> What you should do
Copy every line with the string "被开方数恒正" in it.

.....

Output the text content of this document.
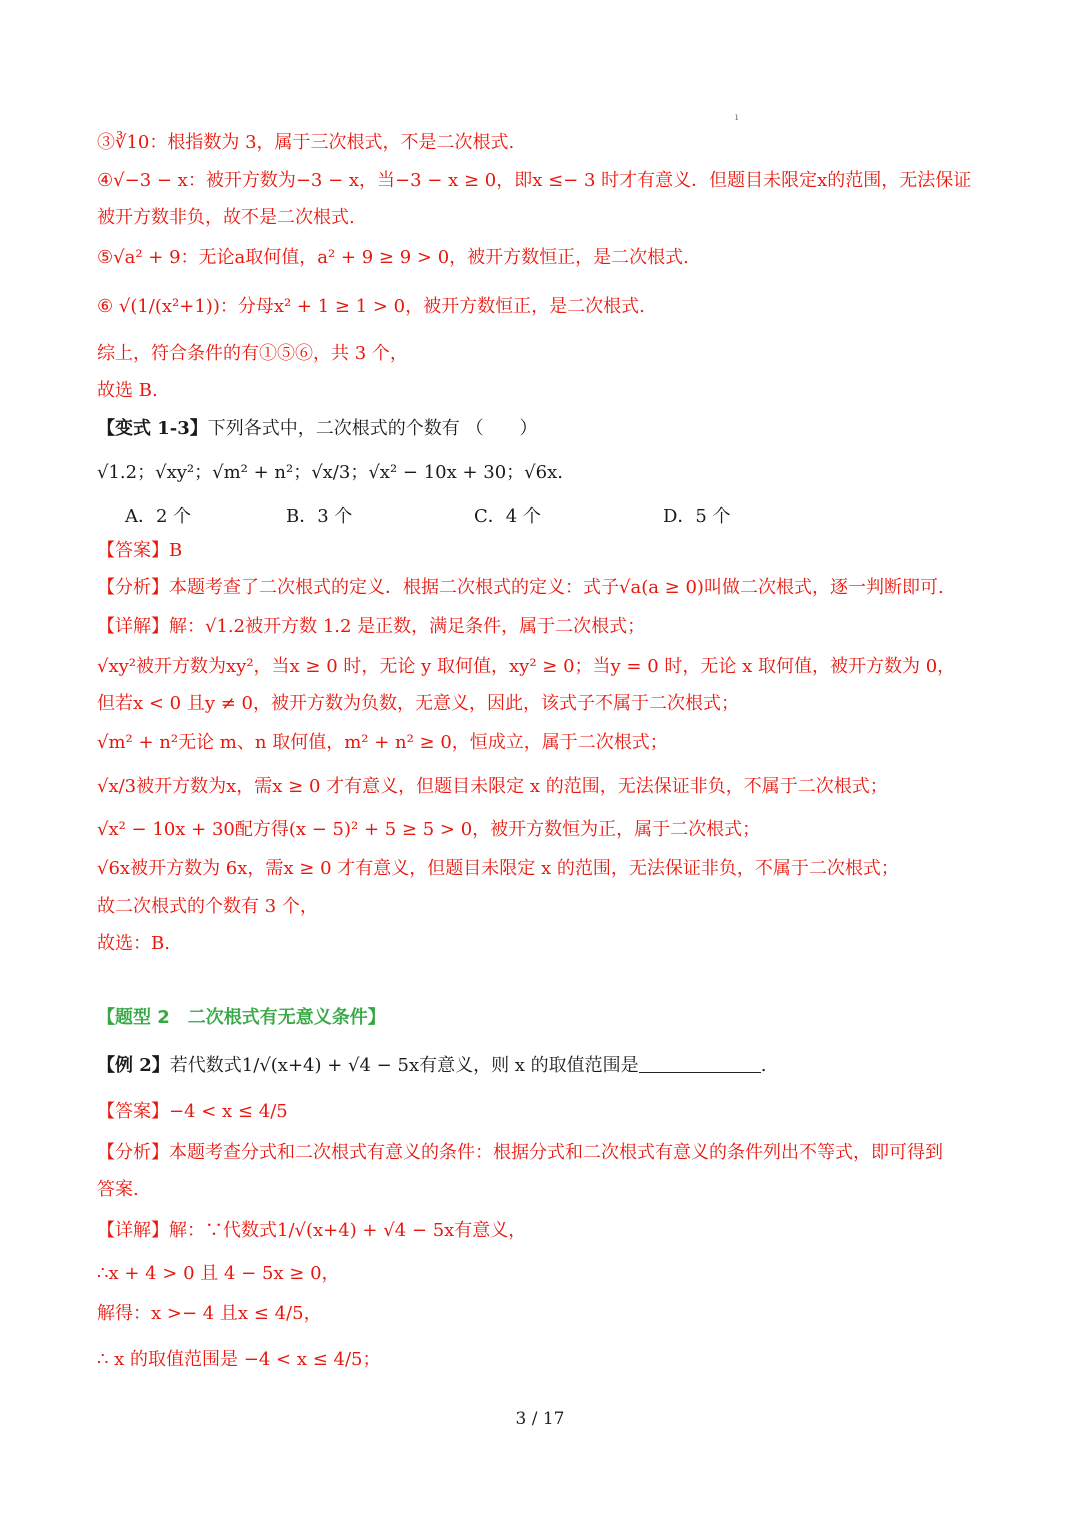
ı
③∛10：根指数为 3，属于三次根式，不是二次根式.
④√−3 − x：被开方数为−3 − x，当−3 − x ≥ 0，即x ≤− 3 时才有意义．但题目未限定x的范围，无法保证
被开方数非负，故不是二次根式.
⑤√a² + 9：无论a取何值，a² + 9 ≥ 9 > 0，被开方数恒正，是二次根式.
⑥ √(1/(x²+1))：分母x² + 1 ≥ 1 > 0，被开方数恒正，是二次根式.
综上，符合条件的有①⑤⑥，共 3 个，
故选 B.
【变式 1-3】下列各式中，二次根式的个数有 （　　）
√1.2；√xy²；√m² + n²；√x/3；√x² − 10x + 30；√6x.
A．2 个	B．3 个	C．4 个	D．5 个
【答案】B
【分析】本题考查了二次根式的定义．根据二次根式的定义：式子√a(a ≥ 0)叫做二次根式，逐一判断即可.
【详解】解：√1.2被开方数 1.2 是正数，满足条件，属于二次根式；
√xy²被开方数为xy²，当x ≥ 0 时，无论 y 取何值，xy² ≥ 0；当y = 0 时，无论 x 取何值，被开方数为 0，
但若x < 0 且y ≠ 0，被开方数为负数，无意义，因此，该式子不属于二次根式；
√m² + n²无论 m、n 取何值，m² + n² ≥ 0，恒成立，属于二次根式；
√x/3被开方数为x，需x ≥ 0 才有意义，但题目未限定 x 的范围，无法保证非负，不属于二次根式；
√x² − 10x + 30配方得(x − 5)² + 5 ≥ 5 > 0，被开方数恒为正，属于二次根式；
√6x被开方数为 6x，需x ≥ 0 才有意义，但题目未限定 x 的范围，无法保证非负，不属于二次根式；
故二次根式的个数有 3 个，
故选：B.
【题型 2　二次根式有无意义条件】
【例 2】若代数式1/√(x+4) + √4 − 5x有意义，则 x 的取值范围是	.
【答案】−4 < x ≤ 4/5
【分析】本题考查分式和二次根式有意义的条件：根据分式和二次根式有意义的条件列出不等式，即可得到
答案.
【详解】解：∵代数式1/√(x+4) + √4 − 5x有意义，
∴x + 4 > 0 且 4 − 5x ≥ 0，
解得：x >− 4 且x ≤ 4/5，
∴ x 的取值范围是 −4 < x ≤ 4/5；
3 / 17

.....

> In response
⑤√a² + 9：无论a取何值，a² + 9 ≥ 9 > 0，被开方数恒正，是二次根式.
⑥ √(1/(x²+1))：分母x² + 1 ≥ 1 > 0，被开方数恒正，是二次根式.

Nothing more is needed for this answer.